EXERCISE DESCRIPTION
Using the records below, count the lines with "active" in them. Give the number only.

RAW RECORDS
§

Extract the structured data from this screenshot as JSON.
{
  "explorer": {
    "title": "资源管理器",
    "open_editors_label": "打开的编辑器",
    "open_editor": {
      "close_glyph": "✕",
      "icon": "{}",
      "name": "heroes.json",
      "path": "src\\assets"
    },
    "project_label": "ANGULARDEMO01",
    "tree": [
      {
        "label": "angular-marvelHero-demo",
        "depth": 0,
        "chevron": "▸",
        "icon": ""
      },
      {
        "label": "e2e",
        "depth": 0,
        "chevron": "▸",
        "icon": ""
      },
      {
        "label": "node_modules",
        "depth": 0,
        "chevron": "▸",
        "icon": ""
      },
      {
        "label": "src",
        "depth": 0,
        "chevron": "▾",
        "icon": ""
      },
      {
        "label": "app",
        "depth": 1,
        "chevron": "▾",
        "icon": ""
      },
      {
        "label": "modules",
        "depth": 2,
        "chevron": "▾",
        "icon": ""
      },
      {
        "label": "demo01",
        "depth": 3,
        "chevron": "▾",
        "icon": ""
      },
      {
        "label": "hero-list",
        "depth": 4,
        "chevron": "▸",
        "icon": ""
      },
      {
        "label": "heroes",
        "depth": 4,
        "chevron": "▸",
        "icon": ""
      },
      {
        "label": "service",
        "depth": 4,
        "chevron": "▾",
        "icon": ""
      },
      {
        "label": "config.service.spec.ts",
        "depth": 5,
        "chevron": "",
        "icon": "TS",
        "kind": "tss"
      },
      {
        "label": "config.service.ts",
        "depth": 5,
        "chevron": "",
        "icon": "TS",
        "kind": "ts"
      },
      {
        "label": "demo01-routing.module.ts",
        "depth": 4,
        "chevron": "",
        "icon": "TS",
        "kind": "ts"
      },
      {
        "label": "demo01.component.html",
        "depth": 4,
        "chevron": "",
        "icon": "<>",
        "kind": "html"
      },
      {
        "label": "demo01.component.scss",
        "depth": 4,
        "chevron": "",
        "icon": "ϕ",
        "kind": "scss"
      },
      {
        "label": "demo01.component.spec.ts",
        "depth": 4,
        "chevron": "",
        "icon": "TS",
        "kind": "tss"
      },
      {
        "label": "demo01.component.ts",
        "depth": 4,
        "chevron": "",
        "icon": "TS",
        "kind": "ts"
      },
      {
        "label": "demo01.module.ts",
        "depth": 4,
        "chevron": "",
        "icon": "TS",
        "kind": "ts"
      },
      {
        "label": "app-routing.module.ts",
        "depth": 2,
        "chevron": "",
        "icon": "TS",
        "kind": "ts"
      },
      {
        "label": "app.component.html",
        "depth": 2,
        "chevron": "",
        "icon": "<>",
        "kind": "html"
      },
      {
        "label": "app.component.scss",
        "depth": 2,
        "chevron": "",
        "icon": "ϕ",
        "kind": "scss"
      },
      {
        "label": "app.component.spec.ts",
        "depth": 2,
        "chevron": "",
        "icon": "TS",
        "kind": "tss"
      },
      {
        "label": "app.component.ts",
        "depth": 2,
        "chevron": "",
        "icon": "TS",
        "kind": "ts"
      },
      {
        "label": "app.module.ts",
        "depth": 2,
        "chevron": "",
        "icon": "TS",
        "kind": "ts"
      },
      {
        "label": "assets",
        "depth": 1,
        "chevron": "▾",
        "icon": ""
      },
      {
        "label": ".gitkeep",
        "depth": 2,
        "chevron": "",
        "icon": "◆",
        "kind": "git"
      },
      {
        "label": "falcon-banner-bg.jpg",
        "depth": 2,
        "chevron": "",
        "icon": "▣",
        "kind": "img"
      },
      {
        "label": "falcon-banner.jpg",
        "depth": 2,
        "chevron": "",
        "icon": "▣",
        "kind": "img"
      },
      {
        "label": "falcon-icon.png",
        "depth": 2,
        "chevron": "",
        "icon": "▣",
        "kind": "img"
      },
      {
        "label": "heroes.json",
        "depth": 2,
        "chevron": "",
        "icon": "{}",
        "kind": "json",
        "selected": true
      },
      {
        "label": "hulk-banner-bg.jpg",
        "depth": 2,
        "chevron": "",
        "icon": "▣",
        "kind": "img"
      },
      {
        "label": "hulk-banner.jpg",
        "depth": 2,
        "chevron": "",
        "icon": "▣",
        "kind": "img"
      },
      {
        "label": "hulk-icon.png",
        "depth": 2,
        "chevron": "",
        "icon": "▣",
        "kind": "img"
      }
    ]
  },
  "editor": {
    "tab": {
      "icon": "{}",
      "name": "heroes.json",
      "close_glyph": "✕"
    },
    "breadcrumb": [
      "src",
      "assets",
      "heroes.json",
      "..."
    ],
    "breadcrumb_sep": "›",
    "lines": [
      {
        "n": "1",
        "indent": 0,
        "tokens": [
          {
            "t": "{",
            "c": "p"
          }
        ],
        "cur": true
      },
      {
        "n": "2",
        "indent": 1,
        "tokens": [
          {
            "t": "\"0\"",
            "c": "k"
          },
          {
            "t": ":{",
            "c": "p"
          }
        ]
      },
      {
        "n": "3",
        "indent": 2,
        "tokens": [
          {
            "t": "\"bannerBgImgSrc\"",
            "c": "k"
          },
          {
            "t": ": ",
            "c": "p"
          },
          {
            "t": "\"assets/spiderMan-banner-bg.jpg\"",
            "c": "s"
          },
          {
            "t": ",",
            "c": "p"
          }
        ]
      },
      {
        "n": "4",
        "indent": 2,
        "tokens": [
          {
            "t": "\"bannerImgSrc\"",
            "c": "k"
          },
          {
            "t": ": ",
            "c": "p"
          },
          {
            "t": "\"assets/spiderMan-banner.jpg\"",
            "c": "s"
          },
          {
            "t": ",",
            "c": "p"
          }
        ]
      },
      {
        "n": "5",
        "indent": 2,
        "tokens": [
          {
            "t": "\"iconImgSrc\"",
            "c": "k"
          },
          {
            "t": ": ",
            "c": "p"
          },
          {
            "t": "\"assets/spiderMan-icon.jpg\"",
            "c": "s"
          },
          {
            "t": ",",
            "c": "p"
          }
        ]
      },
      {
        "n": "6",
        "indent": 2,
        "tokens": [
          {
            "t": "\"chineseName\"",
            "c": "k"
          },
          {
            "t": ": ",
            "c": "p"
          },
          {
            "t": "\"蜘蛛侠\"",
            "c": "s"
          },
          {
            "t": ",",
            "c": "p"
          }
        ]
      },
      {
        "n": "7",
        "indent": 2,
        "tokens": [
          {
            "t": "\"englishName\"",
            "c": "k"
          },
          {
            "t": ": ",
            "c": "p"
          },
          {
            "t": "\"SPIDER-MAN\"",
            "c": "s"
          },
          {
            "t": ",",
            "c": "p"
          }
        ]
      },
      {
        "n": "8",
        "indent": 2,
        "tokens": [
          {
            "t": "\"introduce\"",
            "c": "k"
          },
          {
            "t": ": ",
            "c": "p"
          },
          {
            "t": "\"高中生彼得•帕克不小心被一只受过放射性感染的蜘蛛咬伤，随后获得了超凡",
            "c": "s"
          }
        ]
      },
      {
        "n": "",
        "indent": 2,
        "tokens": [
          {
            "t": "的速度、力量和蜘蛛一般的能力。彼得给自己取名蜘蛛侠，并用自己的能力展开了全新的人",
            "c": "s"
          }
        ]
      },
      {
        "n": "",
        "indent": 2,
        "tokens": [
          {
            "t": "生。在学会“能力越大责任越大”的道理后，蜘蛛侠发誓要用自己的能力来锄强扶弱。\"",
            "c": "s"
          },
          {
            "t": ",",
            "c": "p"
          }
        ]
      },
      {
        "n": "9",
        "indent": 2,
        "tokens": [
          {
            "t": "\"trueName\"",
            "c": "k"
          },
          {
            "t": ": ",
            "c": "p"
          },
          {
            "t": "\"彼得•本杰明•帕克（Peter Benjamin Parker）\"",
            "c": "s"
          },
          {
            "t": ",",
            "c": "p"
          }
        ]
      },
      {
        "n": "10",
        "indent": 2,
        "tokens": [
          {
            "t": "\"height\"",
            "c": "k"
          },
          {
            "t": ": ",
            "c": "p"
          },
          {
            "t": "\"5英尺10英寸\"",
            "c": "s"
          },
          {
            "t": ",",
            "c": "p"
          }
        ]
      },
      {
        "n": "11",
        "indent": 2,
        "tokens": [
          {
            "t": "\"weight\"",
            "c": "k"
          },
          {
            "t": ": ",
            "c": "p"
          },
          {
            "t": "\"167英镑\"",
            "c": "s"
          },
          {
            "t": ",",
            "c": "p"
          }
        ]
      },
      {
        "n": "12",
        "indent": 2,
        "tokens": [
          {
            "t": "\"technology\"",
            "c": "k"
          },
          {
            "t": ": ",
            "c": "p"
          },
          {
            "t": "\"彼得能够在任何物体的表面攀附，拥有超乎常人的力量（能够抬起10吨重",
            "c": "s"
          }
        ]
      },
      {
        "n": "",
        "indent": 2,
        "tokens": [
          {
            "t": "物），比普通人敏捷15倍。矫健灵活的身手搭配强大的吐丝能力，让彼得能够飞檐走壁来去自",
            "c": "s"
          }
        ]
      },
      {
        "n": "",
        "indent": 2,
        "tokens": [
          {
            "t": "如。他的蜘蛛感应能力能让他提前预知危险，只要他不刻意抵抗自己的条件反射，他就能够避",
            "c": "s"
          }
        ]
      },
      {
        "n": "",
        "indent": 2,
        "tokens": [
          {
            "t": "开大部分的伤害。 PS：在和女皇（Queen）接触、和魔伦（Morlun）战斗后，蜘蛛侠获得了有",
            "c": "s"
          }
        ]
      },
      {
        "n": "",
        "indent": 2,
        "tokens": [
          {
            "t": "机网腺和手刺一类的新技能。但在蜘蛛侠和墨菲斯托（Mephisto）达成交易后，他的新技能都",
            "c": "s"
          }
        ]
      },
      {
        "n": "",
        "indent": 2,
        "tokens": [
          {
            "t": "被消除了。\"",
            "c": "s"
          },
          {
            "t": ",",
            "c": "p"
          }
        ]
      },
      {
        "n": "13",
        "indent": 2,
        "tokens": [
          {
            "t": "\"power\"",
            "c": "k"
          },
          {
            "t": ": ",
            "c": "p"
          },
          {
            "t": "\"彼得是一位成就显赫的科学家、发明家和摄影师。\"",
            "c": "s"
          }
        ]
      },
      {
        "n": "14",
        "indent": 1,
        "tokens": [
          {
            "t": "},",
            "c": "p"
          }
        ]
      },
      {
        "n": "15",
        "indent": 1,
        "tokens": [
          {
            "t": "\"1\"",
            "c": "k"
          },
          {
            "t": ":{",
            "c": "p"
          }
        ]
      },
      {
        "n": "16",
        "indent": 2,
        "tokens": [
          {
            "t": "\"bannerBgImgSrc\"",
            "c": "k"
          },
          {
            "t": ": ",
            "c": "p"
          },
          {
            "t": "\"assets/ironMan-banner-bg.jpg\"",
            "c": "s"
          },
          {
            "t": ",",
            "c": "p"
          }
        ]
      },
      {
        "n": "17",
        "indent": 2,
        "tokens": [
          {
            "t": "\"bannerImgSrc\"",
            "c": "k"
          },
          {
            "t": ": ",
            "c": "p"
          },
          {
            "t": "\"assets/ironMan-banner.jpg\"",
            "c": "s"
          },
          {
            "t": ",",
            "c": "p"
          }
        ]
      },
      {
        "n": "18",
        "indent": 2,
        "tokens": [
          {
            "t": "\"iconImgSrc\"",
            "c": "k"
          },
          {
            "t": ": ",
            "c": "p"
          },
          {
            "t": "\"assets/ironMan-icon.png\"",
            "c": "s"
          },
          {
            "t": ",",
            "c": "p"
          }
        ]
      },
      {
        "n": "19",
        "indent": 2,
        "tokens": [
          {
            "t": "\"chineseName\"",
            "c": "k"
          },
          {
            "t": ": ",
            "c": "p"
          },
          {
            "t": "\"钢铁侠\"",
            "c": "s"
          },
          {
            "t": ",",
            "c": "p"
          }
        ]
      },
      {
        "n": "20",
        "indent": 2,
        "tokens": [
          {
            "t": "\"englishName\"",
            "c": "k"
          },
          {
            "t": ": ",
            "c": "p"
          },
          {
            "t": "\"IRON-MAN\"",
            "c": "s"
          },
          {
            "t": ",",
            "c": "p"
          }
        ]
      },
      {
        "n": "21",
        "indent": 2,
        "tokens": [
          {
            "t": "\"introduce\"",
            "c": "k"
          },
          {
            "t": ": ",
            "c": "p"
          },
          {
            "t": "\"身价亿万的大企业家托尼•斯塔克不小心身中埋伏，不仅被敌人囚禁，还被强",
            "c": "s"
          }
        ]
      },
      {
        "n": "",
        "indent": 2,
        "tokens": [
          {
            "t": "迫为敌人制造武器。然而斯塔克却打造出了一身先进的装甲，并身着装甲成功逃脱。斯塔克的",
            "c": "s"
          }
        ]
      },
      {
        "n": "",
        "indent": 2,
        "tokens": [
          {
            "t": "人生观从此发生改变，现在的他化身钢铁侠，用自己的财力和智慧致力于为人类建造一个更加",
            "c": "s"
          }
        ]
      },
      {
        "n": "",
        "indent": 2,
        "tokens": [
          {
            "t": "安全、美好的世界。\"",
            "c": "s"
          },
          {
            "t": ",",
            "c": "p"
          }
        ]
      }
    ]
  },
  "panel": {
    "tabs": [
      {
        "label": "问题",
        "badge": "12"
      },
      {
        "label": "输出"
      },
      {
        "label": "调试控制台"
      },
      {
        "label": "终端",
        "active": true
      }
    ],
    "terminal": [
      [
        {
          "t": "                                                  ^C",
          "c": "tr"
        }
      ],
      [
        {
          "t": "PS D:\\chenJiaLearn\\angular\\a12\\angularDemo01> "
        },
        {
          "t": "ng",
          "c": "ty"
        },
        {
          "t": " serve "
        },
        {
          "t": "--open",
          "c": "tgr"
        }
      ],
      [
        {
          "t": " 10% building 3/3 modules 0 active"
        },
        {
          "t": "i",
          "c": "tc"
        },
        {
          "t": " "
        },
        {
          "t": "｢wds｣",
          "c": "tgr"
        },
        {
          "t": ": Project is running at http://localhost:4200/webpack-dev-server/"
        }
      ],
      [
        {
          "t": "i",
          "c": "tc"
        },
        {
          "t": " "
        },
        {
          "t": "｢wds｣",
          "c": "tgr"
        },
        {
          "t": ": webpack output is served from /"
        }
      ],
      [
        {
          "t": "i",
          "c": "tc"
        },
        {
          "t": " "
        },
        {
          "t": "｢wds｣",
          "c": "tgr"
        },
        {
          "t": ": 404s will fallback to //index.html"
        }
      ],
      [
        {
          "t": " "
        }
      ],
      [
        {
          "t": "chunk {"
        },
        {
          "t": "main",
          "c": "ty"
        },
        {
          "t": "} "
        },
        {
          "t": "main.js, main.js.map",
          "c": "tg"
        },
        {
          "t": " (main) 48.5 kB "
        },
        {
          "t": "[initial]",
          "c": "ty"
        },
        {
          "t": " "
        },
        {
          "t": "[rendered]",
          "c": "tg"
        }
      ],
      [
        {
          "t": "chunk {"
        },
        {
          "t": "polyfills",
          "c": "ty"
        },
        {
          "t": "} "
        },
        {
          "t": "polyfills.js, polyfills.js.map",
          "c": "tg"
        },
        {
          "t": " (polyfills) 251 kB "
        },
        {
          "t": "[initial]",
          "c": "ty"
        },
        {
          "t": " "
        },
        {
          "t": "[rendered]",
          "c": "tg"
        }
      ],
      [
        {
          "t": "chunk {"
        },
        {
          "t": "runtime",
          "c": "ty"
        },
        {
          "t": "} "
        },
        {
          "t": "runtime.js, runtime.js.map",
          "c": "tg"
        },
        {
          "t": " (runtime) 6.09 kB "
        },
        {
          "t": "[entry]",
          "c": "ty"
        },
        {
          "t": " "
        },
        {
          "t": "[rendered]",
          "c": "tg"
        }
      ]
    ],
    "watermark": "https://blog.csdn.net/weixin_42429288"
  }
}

§

RESPONSE TO THIS TASK
2